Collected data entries

* BEGIN *

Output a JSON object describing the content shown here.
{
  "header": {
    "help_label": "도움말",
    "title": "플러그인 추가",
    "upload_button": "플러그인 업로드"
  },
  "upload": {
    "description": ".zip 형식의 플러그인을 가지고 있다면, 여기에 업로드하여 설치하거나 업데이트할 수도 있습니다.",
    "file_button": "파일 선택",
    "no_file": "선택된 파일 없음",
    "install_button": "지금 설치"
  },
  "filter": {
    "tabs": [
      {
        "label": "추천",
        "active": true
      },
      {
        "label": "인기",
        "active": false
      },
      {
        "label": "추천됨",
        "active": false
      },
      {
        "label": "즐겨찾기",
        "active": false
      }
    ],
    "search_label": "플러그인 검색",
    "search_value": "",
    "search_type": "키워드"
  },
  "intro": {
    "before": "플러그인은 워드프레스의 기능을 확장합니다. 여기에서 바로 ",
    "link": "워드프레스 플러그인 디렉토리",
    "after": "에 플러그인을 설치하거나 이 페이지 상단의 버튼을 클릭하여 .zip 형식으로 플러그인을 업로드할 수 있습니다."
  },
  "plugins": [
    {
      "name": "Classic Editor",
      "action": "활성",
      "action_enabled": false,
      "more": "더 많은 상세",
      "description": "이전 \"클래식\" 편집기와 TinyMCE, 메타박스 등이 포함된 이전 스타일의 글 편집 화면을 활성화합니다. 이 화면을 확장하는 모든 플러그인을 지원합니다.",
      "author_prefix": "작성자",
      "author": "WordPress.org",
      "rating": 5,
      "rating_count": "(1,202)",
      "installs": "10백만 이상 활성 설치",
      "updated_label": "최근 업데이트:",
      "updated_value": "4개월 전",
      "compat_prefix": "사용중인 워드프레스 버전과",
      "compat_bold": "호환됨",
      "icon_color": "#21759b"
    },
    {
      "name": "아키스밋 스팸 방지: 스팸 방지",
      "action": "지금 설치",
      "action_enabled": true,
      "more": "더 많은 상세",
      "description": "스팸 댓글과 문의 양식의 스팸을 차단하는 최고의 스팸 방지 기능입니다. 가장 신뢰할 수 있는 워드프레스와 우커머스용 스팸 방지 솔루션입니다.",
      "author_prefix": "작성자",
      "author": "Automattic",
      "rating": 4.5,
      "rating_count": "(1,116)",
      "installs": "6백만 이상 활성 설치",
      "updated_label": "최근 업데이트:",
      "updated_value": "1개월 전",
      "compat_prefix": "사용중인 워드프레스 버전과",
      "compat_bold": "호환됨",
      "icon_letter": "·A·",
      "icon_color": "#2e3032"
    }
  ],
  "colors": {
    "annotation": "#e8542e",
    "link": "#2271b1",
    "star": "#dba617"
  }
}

* END *

Written instruction ▸ Transcribe all lines as written.

Response to this exercise ▸
Output a JSON object describing the content shown here.
{
  "header": {
    "help_label": "도움말",
    "title": "플러그인 추가",
    "upload_button": "플러그인 업로드"
  },
  "upload": {
    "description": ".zip 형식의 플러그인을 가지고 있다면, 여기에 업로드하여 설치하거나 업데이트할 수도 있습니다.",
    "file_button": "파일 선택",
    "no_file": "선택된 파일 없음",
    "install_button": "지금 설치"
  },
  "filter": {
    "tabs": [
      {
        "label": "추천",
        "active": true
      },
      {
        "label": "인기",
        "active": false
      },
      {
        "label": "추천됨",
        "active": false
      },
      {
        "label": "즐겨찾기",
        "active": false
      }
    ],
    "search_label": "플러그인 검색",
    "search_value": "",
    "search_type": "키워드"
  },
  "intro": {
    "before": "플러그인은 워드프레스의 기능을 확장합니다. 여기에서 바로 ",
    "link": "워드프레스 플러그인 디렉토리",
    "after": "에 플러그인을 설치하거나 이 페이지 상단의 버튼을 클릭하여 .zip 형식으로 플러그인을 업로드할 수 있습니다."
  },
  "plugins": [
    {
      "name": "Classic Editor",
      "action": "활성",
      "action_enabled": false,
      "more": "더 많은 상세",
      "description": "이전 \"클래식\" 편집기와 TinyMCE, 메타박스 등이 포함된 이전 스타일의 글 편집 화면을 활성화합니다. 이 화면을 확장하는 모든 플러그인을 지원합니다.",
      "author_prefix": "작성자",
      "author": "WordPress.org",
      "rating": 5,
      "rating_count": "(1,202)",
      "installs": "10백만 이상 활성 설치",
      "updated_label": "최근 업데이트:",
      "updated_value": "4개월 전",
      "compat_prefix": "사용중인 워드프레스 버전과",
      "compat_bold": "호환됨",
      "icon_color": "#21759b"
    },
    {
      "name": "아키스밋 스팸 방지: 스팸 방지",
      "action": "지금 설치",
      "action_enabled": true,
      "more": "더 많은 상세",
      "description": "스팸 댓글과 문의 양식의 스팸을 차단하는 최고의 스팸 방지 기능입니다. 가장 신뢰할 수 있는 워드프레스와 우커머스용 스팸 방지 솔루션입니다.",
      "author_prefix": "작성자",
      "author": "Automattic",
      "rating": 4.5,
      "rating_count": "(1,116)",
      "installs": "6백만 이상 활성 설치",
      "updated_label": "최근 업데이트:",
      "updated_value": "1개월 전",
      "compat_prefix": "사용중인 워드프레스 버전과",
      "compat_bold": "호환됨",
      "icon_letter": "·A·",
      "icon_color": "#2e3032"
    }
  ],
  "colors": {
    "annotation": "#e8542e",
    "link": "#2271b1",
    "star": "#dba617"
  }
}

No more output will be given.